• Stated goal:
Below is a set of records; restate each one word for word.

• Material supplied:
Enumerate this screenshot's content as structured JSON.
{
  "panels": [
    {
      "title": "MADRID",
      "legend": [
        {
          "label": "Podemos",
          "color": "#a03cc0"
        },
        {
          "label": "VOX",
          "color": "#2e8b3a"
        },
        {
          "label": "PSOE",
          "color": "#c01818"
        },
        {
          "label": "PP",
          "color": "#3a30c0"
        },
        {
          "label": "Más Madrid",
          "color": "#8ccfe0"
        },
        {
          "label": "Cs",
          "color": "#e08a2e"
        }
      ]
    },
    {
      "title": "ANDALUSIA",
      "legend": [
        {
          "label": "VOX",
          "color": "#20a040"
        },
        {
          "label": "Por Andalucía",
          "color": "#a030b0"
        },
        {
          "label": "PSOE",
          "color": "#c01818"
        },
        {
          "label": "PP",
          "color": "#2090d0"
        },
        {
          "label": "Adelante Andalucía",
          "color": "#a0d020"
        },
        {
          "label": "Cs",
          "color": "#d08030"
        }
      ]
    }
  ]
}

• Exercise output:
Enumerate this screenshot's content as structured JSON.
{
  "panels": [
    {
      "title": "MADRID",
      "legend": [
        {
          "label": "Podemos",
          "color": "#a03cc0"
        },
        {
          "label": "VOX",
          "color": "#2e8b3a"
        },
        {
          "label": "PSOE",
          "color": "#c01818"
        },
        {
          "label": "PP",
          "color": "#3a30c0"
        },
        {
          "label": "Más Madrid",
          "color": "#8ccfe0"
        },
        {
          "label": "Cs",
          "color": "#e08a2e"
        }
      ]
    },
    {
      "title": "ANDALUSIA",
      "legend": [
        {
          "label": "VOX",
          "color": "#20a040"
        },
        {
          "label": "Por Andalucía",
          "color": "#a030b0"
        },
        {
          "label": "PSOE",
          "color": "#c01818"
        },
        {
          "label": "PP",
          "color": "#2090d0"
        },
        {
          "label": "Adelante Andalucía",
          "color": "#a0d020"
        },
        {
          "label": "Cs",
          "color": "#d08030"
        }
      ]
    }
  ]
}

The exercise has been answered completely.